***** Supplied records *****
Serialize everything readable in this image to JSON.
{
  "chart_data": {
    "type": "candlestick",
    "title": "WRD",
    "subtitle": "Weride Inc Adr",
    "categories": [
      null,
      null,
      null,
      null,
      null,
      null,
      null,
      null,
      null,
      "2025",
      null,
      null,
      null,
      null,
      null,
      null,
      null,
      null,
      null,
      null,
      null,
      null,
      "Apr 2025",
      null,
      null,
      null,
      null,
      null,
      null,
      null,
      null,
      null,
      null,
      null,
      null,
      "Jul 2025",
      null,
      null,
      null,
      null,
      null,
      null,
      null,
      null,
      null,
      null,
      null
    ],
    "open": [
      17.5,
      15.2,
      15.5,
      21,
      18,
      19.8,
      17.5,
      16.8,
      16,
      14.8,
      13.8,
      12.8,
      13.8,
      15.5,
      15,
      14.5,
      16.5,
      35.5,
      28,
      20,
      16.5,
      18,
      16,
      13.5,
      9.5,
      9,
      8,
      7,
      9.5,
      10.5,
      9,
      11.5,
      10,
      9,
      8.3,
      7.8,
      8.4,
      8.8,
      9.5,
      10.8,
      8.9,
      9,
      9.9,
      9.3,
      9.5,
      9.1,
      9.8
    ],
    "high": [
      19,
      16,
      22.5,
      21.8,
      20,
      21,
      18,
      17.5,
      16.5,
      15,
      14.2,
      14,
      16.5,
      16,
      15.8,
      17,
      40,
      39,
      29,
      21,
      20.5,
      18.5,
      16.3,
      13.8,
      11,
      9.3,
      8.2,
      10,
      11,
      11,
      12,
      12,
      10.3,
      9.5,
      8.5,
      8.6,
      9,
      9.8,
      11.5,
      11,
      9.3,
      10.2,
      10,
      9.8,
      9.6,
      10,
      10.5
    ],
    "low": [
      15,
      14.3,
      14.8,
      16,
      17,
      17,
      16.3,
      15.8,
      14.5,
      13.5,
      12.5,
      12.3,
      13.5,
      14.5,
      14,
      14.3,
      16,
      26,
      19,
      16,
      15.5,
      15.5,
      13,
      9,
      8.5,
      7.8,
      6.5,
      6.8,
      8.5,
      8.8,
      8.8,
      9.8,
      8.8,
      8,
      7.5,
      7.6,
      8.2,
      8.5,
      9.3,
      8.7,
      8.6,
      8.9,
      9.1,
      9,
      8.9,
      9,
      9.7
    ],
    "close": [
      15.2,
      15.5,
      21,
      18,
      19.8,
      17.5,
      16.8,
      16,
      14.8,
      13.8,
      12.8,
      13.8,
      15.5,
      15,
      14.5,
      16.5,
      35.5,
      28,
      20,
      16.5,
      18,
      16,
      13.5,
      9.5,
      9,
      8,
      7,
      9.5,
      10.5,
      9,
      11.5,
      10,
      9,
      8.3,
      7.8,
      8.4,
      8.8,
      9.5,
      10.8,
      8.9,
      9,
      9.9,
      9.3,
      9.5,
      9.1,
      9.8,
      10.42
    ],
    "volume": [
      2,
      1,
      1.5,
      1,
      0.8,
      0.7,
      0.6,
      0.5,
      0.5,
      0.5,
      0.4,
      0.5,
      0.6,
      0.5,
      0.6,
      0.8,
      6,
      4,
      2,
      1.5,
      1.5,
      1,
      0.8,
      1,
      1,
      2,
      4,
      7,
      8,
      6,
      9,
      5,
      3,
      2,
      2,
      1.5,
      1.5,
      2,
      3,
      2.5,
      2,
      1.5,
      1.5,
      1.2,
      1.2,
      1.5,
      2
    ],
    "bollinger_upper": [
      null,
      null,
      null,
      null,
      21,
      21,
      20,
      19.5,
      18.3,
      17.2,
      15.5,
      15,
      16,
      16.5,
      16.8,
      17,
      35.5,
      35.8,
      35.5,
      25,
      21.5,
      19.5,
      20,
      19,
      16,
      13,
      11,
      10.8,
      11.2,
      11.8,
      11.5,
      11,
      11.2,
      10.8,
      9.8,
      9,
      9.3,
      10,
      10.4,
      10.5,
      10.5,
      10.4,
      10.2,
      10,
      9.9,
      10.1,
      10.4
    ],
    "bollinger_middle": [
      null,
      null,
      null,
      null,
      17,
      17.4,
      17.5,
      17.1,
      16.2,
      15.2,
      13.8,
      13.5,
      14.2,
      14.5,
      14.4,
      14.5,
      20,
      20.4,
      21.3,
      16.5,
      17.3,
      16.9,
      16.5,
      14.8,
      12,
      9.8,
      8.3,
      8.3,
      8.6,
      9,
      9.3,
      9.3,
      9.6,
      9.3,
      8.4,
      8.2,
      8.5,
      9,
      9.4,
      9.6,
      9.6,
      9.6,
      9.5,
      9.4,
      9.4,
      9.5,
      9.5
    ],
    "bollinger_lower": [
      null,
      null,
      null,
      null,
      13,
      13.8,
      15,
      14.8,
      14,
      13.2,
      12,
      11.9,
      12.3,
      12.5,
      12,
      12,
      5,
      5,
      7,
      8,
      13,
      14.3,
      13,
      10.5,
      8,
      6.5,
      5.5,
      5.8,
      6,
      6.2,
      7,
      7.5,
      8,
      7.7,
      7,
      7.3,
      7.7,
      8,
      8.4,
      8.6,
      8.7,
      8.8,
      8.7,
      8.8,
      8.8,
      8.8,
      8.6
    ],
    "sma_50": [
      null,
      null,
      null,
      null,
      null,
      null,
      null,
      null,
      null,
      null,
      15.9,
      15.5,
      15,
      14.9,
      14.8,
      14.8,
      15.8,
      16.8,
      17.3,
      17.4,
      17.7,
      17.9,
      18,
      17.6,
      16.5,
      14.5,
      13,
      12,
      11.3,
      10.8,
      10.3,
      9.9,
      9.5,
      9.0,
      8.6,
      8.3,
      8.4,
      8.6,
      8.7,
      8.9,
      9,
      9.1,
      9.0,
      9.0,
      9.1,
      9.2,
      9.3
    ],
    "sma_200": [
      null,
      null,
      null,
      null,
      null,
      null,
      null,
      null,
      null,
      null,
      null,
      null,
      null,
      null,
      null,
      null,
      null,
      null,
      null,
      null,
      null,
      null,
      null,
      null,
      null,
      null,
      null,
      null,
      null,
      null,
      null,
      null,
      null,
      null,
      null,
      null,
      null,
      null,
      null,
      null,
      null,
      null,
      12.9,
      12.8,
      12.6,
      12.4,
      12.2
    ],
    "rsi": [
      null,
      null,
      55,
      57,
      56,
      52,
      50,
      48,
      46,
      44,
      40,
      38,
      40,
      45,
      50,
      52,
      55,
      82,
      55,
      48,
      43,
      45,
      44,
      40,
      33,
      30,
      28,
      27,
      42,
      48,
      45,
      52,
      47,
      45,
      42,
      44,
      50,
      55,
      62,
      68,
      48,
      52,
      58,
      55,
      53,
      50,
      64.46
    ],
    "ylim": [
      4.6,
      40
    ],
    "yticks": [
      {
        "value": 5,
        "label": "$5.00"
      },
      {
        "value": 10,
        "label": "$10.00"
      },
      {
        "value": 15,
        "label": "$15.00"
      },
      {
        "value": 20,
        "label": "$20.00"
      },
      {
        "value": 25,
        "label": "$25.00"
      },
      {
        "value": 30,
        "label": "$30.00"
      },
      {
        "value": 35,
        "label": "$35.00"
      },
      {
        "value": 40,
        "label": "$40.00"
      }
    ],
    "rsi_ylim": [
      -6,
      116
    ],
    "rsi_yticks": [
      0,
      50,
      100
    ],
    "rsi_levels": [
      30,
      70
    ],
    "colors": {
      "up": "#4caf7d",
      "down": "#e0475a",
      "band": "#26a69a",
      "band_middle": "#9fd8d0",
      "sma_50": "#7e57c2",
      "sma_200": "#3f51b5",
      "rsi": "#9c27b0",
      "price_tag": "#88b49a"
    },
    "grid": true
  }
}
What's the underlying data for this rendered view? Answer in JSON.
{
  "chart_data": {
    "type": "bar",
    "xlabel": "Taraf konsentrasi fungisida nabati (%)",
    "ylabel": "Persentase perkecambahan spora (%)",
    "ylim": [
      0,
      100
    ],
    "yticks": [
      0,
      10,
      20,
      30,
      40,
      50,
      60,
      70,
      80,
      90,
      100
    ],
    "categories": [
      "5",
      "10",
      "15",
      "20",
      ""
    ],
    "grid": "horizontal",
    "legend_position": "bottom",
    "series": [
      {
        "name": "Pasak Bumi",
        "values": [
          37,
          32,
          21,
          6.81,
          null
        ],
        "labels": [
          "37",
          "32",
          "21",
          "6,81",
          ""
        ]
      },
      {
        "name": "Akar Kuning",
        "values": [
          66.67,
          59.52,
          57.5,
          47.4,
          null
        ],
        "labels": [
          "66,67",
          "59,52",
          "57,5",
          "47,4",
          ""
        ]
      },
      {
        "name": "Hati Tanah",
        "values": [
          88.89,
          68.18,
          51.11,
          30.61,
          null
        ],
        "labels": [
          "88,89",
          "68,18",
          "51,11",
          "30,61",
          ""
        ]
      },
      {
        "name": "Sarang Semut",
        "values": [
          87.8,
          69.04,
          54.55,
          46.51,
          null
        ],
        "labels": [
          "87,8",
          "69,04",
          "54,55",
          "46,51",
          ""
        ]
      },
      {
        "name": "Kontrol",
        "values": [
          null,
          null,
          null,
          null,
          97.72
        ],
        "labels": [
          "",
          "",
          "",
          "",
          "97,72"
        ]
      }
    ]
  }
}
*****
Gather from the data above every line with the string "JSON".

Serialize everything readable in this image to JSON.
What's the underlying data for this rendered view? Answer in JSON.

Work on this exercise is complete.